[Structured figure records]
§ §

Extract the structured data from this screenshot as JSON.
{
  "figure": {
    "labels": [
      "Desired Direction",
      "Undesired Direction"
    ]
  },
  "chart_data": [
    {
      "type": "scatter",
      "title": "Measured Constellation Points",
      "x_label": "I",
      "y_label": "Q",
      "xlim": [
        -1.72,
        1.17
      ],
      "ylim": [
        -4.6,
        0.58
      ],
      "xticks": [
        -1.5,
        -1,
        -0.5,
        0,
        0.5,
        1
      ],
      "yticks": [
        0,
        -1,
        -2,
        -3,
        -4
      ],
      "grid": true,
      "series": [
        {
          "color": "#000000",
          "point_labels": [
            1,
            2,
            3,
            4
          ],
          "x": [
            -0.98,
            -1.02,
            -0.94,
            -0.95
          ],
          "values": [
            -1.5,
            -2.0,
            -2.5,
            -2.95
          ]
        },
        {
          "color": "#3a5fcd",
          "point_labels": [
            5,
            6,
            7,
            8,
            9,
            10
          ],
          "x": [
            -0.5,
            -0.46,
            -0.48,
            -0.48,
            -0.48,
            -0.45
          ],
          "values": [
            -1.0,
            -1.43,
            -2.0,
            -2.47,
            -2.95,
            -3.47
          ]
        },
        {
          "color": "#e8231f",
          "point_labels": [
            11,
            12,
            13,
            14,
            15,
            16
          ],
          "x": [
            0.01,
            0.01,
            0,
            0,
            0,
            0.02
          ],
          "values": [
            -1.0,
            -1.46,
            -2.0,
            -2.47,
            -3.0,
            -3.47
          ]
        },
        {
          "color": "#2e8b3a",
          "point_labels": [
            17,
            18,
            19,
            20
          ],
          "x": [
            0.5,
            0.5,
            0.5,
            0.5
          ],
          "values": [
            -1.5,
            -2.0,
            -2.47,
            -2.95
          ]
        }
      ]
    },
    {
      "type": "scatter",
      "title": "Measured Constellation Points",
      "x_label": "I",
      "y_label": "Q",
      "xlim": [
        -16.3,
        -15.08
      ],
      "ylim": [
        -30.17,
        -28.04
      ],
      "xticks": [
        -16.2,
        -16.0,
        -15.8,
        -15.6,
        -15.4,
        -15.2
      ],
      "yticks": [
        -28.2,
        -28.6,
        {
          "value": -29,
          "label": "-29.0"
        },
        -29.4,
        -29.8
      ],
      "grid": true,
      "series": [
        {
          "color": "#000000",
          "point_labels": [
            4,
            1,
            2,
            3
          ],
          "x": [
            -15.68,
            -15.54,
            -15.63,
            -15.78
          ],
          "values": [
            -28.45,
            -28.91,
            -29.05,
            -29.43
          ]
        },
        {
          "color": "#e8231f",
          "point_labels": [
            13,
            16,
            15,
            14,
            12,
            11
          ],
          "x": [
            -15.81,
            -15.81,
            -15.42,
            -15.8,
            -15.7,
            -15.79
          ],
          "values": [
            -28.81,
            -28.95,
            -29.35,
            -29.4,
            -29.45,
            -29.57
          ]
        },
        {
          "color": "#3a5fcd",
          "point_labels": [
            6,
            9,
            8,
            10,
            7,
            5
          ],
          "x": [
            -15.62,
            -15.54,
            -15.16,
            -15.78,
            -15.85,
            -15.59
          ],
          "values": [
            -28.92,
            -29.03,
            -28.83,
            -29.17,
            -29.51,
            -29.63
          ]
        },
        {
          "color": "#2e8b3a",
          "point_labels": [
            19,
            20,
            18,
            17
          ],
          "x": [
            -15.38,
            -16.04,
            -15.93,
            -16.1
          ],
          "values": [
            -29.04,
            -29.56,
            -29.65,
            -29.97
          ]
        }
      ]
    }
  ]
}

§ §

* **WHAT YOU WILL DO**
Go through the entries and repeat each one exactly.

* **OUTPUT BELOW**
Extract the structured data from this screenshot as JSON.
{
  "figure": {
    "labels": [
      "Desired Direction",
      "Undesired Direction"
    ]
  },
  "chart_data": [
    {
      "type": "scatter",
      "title": "Measured Constellation Points",
      "x_label": "I",
      "y_label": "Q",
      "xlim": [
        -1.72,
        1.17
      ],
      "ylim": [
        -4.6,
        0.58
      ],
      "xticks": [
        -1.5,
        -1,
        -0.5,
        0,
        0.5,
        1
      ],
      "yticks": [
        0,
        -1,
        -2,
        -3,
        -4
      ],
      "grid": true,
      "series": [
        {
          "color": "#000000",
          "point_labels": [
            1,
            2,
            3,
            4
          ],
          "x": [
            -0.98,
            -1.02,
            -0.94,
            -0.95
          ],
          "values": [
            -1.5,
            -2.0,
            -2.5,
            -2.95
          ]
        },
        {
          "color": "#3a5fcd",
          "point_labels": [
            5,
            6,
            7,
            8,
            9,
            10
          ],
          "x": [
            -0.5,
            -0.46,
            -0.48,
            -0.48,
            -0.48,
            -0.45
          ],
          "values": [
            -1.0,
            -1.43,
            -2.0,
            -2.47,
            -2.95,
            -3.47
          ]
        },
        {
          "color": "#e8231f",
          "point_labels": [
            11,
            12,
            13,
            14,
            15,
            16
          ],
          "x": [
            0.01,
            0.01,
            0,
            0,
            0,
            0.02
          ],
          "values": [
            -1.0,
            -1.46,
            -2.0,
            -2.47,
            -3.0,
            -3.47
          ]
        },
        {
          "color": "#2e8b3a",
          "point_labels": [
            17,
            18,
            19,
            20
          ],
          "x": [
            0.5,
            0.5,
            0.5,
            0.5
          ],
          "values": [
            -1.5,
            -2.0,
            -2.47,
            -2.95
          ]
        }
      ]
    },
    {
      "type": "scatter",
      "title": "Measured Constellation Points",
      "x_label": "I",
      "y_label": "Q",
      "xlim": [
        -16.3,
        -15.08
      ],
      "ylim": [
        -30.17,
        -28.04
      ],
      "xticks": [
        -16.2,
        -16.0,
        -15.8,
        -15.6,
        -15.4,
        -15.2
      ],
      "yticks": [
        -28.2,
        -28.6,
        {
          "value": -29,
          "label": "-29.0"
        },
        -29.4,
        -29.8
      ],
      "grid": true,
      "series": [
        {
          "color": "#000000",
          "point_labels": [
            4,
            1,
            2,
            3
          ],
          "x": [
            -15.68,
            -15.54,
            -15.63,
            -15.78
          ],
          "values": [
            -28.45,
            -28.91,
            -29.05,
            -29.43
          ]
        },
        {
          "color": "#e8231f",
          "point_labels": [
            13,
            16,
            15,
            14,
            12,
            11
          ],
          "x": [
            -15.81,
            -15.81,
            -15.42,
            -15.8,
            -15.7,
            -15.79
          ],
          "values": [
            -28.81,
            -28.95,
            -29.35,
            -29.4,
            -29.45,
            -29.57
          ]
        },
        {
          "color": "#3a5fcd",
          "point_labels": [
            6,
            9,
            8,
            10,
            7,
            5
          ],
          "x": [
            -15.62,
            -15.54,
            -15.16,
            -15.78,
            -15.85,
            -15.59
          ],
          "values": [
            -28.92,
            -29.03,
            -28.83,
            -29.17,
            -29.51,
            -29.63
          ]
        },
        {
          "color": "#2e8b3a",
          "point_labels": [
            19,
            20,
            18,
            17
          ],
          "x": [
            -15.38,
            -16.04,
            -15.93,
            -16.1
          ],
          "values": [
            -29.04,
            -29.56,
            -29.65,
            -29.97
          ]
        }
      ]
    }
  ]
}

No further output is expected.